▶ WHAT THIS TASK INVOLVES:
Return the complete listing that follows, with each line reproduced exactly.

▶ RECORD EXTRACTS:
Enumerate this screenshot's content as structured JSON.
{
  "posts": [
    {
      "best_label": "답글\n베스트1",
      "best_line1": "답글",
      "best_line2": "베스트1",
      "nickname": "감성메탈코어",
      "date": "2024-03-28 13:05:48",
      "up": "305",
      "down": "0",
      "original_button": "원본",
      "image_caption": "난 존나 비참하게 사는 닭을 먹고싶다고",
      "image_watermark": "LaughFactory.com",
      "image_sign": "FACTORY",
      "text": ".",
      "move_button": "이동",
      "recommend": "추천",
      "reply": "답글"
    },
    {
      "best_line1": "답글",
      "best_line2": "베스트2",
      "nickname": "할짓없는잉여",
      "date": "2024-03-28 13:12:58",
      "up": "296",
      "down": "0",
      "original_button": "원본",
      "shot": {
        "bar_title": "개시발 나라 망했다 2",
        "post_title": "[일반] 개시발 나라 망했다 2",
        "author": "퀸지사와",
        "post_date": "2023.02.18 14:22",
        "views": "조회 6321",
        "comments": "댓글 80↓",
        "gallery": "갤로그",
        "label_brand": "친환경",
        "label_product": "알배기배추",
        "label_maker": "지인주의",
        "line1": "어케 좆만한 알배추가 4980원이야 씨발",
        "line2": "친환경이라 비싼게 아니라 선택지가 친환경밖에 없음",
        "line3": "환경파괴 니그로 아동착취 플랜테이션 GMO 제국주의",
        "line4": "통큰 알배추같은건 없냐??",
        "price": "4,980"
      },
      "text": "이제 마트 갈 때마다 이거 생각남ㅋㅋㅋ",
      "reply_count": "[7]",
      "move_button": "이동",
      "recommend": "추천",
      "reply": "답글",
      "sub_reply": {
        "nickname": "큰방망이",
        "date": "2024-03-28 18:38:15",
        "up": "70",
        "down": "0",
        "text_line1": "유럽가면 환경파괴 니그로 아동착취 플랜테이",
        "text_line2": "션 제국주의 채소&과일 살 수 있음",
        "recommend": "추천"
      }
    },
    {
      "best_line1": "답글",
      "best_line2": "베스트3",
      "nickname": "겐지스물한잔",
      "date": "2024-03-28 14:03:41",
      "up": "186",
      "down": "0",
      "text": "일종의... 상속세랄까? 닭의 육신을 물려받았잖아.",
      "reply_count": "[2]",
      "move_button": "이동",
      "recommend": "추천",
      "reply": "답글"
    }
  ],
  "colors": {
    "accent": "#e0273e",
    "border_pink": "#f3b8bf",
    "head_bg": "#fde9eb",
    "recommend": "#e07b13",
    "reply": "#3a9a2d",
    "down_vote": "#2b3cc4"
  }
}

▶ SOLUTION TO THIS TASK:
Enumerate this screenshot's content as structured JSON.
{
  "posts": [
    {
      "best_label": "답글\n베스트1",
      "best_line1": "답글",
      "best_line2": "베스트1",
      "nickname": "감성메탈코어",
      "date": "2024-03-28 13:05:48",
      "up": "305",
      "down": "0",
      "original_button": "원본",
      "image_caption": "난 존나 비참하게 사는 닭을 먹고싶다고",
      "image_watermark": "LaughFactory.com",
      "image_sign": "FACTORY",
      "text": ".",
      "move_button": "이동",
      "recommend": "추천",
      "reply": "답글"
    },
    {
      "best_line1": "답글",
      "best_line2": "베스트2",
      "nickname": "할짓없는잉여",
      "date": "2024-03-28 13:12:58",
      "up": "296",
      "down": "0",
      "original_button": "원본",
      "shot": {
        "bar_title": "개시발 나라 망했다 2",
        "post_title": "[일반] 개시발 나라 망했다 2",
        "author": "퀸지사와",
        "post_date": "2023.02.18 14:22",
        "views": "조회 6321",
        "comments": "댓글 80↓",
        "gallery": "갤로그",
        "label_brand": "친환경",
        "label_product": "알배기배추",
        "label_maker": "지인주의",
        "line1": "어케 좆만한 알배추가 4980원이야 씨발",
        "line2": "친환경이라 비싼게 아니라 선택지가 친환경밖에 없음",
        "line3": "환경파괴 니그로 아동착취 플랜테이션 GMO 제국주의",
        "line4": "통큰 알배추같은건 없냐??",
        "price": "4,980"
      },
      "text": "이제 마트 갈 때마다 이거 생각남ㅋㅋㅋ",
      "reply_count": "[7]",
      "move_button": "이동",
      "recommend": "추천",
      "reply": "답글",
      "sub_reply": {
        "nickname": "큰방망이",
        "date": "2024-03-28 18:38:15",
        "up": "70",
        "down": "0",
        "text_line1": "유럽가면 환경파괴 니그로 아동착취 플랜테이",
        "text_line2": "션 제국주의 채소&과일 살 수 있음",
        "recommend": "추천"
      }
    },
    {
      "best_line1": "답글",
      "best_line2": "베스트3",
      "nickname": "겐지스물한잔",
      "date": "2024-03-28 14:03:41",
      "up": "186",
      "down": "0",
      "text": "일종의... 상속세랄까? 닭의 육신을 물려받았잖아.",
      "reply_count": "[2]",
      "move_button": "이동",
      "recommend": "추천",
      "reply": "답글"
    }
  ],
  "colors": {
    "accent": "#e0273e",
    "border_pink": "#f3b8bf",
    "head_bg": "#fde9eb",
    "recommend": "#e07b13",
    "reply": "#3a9a2d",
    "down_vote": "#2b3cc4"
  }
}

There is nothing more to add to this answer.